[Given problem] With the pictures left out, copy the listing below exactly.
_ _ _ _ _ _ _
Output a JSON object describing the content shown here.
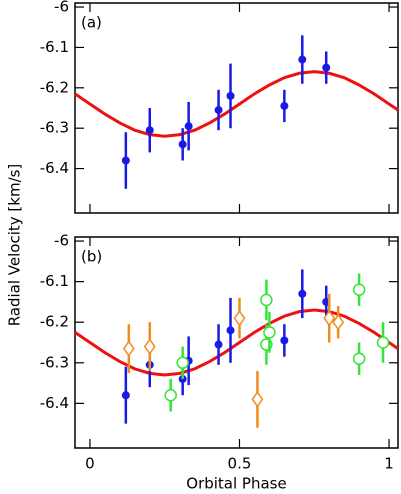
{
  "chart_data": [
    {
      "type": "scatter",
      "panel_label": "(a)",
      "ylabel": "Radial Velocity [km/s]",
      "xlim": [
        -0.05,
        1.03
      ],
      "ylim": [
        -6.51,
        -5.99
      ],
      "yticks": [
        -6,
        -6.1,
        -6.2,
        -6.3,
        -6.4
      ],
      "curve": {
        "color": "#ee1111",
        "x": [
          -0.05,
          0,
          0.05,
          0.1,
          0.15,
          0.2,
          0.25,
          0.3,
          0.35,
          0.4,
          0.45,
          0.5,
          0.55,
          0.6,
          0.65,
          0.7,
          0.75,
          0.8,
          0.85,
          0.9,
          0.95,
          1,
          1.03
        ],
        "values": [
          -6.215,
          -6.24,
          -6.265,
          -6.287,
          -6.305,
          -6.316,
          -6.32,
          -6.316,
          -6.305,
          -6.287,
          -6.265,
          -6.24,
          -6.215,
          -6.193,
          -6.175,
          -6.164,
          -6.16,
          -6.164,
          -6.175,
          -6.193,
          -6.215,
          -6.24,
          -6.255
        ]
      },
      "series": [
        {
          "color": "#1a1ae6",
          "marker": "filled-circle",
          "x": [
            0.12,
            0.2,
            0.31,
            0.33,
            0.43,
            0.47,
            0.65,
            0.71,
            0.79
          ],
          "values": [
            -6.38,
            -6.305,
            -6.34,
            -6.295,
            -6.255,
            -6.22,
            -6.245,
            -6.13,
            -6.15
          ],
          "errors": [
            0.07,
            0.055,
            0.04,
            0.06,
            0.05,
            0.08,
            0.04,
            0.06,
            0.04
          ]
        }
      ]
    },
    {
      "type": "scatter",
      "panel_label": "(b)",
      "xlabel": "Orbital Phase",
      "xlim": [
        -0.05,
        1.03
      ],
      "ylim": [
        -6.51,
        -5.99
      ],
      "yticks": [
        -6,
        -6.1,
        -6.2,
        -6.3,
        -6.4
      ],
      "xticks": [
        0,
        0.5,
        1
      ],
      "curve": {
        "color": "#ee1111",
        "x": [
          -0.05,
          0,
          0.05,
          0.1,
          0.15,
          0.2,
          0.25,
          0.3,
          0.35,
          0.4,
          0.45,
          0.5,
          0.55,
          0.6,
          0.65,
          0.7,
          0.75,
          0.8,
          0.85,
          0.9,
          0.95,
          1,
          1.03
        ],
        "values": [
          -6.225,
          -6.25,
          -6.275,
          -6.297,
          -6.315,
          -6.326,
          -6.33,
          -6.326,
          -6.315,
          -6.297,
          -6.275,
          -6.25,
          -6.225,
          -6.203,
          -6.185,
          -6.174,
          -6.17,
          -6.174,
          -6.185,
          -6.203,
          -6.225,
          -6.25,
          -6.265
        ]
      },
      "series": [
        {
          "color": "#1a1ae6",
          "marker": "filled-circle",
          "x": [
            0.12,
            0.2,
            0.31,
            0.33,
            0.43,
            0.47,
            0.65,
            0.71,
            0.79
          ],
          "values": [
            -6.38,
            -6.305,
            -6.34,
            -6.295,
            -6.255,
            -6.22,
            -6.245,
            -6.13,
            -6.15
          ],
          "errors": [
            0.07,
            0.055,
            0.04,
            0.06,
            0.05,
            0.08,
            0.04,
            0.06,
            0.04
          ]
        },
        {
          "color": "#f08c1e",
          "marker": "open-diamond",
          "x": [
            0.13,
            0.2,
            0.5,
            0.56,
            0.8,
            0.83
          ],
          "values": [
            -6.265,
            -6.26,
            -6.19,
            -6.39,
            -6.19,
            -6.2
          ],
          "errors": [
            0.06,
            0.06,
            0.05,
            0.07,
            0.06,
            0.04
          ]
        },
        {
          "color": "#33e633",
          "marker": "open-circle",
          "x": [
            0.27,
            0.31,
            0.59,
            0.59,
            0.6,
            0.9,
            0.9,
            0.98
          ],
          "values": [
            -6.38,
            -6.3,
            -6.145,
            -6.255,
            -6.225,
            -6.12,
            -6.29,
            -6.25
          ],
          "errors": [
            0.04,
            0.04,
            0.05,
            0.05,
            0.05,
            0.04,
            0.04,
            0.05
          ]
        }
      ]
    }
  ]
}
_ _ _ _ _ _ _
[Exercise solution]
Output a JSON object describing the content shown here.
{
  "chart_data": [
    {
      "type": "scatter",
      "panel_label": "(a)",
      "ylabel": "Radial Velocity [km/s]",
      "xlim": [
        -0.05,
        1.03
      ],
      "ylim": [
        -6.51,
        -5.99
      ],
      "yticks": [
        -6,
        -6.1,
        -6.2,
        -6.3,
        -6.4
      ],
      "curve": {
        "color": "#ee1111",
        "x": [
          -0.05,
          0,
          0.05,
          0.1,
          0.15,
          0.2,
          0.25,
          0.3,
          0.35,
          0.4,
          0.45,
          0.5,
          0.55,
          0.6,
          0.65,
          0.7,
          0.75,
          0.8,
          0.85,
          0.9,
          0.95,
          1,
          1.03
        ],
        "values": [
          -6.215,
          -6.24,
          -6.265,
          -6.287,
          -6.305,
          -6.316,
          -6.32,
          -6.316,
          -6.305,
          -6.287,
          -6.265,
          -6.24,
          -6.215,
          -6.193,
          -6.175,
          -6.164,
          -6.16,
          -6.164,
          -6.175,
          -6.193,
          -6.215,
          -6.24,
          -6.255
        ]
      },
      "series": [
        {
          "color": "#1a1ae6",
          "marker": "filled-circle",
          "x": [
            0.12,
            0.2,
            0.31,
            0.33,
            0.43,
            0.47,
            0.65,
            0.71,
            0.79
          ],
          "values": [
            -6.38,
            -6.305,
            -6.34,
            -6.295,
            -6.255,
            -6.22,
            -6.245,
            -6.13,
            -6.15
          ],
          "errors": [
            0.07,
            0.055,
            0.04,
            0.06,
            0.05,
            0.08,
            0.04,
            0.06,
            0.04
          ]
        }
      ]
    },
    {
      "type": "scatter",
      "panel_label": "(b)",
      "xlabel": "Orbital Phase",
      "xlim": [
        -0.05,
        1.03
      ],
      "ylim": [
        -6.51,
        -5.99
      ],
      "yticks": [
        -6,
        -6.1,
        -6.2,
        -6.3,
        -6.4
      ],
      "xticks": [
        0,
        0.5,
        1
      ],
      "curve": {
        "color": "#ee1111",
        "x": [
          -0.05,
          0,
          0.05,
          0.1,
          0.15,
          0.2,
          0.25,
          0.3,
          0.35,
          0.4,
          0.45,
          0.5,
          0.55,
          0.6,
          0.65,
          0.7,
          0.75,
          0.8,
          0.85,
          0.9,
          0.95,
          1,
          1.03
        ],
        "values": [
          -6.225,
          -6.25,
          -6.275,
          -6.297,
          -6.315,
          -6.326,
          -6.33,
          -6.326,
          -6.315,
          -6.297,
          -6.275,
          -6.25,
          -6.225,
          -6.203,
          -6.185,
          -6.174,
          -6.17,
          -6.174,
          -6.185,
          -6.203,
          -6.225,
          -6.25,
          -6.265
        ]
      },
      "series": [
        {
          "color": "#1a1ae6",
          "marker": "filled-circle",
          "x": [
            0.12,
            0.2,
            0.31,
            0.33,
            0.43,
            0.47,
            0.65,
            0.71,
            0.79
          ],
          "values": [
            -6.38,
            -6.305,
            -6.34,
            -6.295,
            -6.255,
            -6.22,
            -6.245,
            -6.13,
            -6.15
          ],
          "errors": [
            0.07,
            0.055,
            0.04,
            0.06,
            0.05,
            0.08,
            0.04,
            0.06,
            0.04
          ]
        },
        {
          "color": "#f08c1e",
          "marker": "open-diamond",
          "x": [
            0.13,
            0.2,
            0.5,
            0.56,
            0.8,
            0.83
          ],
          "values": [
            -6.265,
            -6.26,
            -6.19,
            -6.39,
            -6.19,
            -6.2
          ],
          "errors": [
            0.06,
            0.06,
            0.05,
            0.07,
            0.06,
            0.04
          ]
        },
        {
          "color": "#33e633",
          "marker": "open-circle",
          "x": [
            0.27,
            0.31,
            0.59,
            0.59,
            0.6,
            0.9,
            0.9,
            0.98
          ],
          "values": [
            -6.38,
            -6.3,
            -6.145,
            -6.255,
            -6.225,
            -6.12,
            -6.29,
            -6.25
          ],
          "errors": [
            0.04,
            0.04,
            0.05,
            0.05,
            0.05,
            0.04,
            0.04,
            0.05
          ]
        }
      ]
    }
  ]
}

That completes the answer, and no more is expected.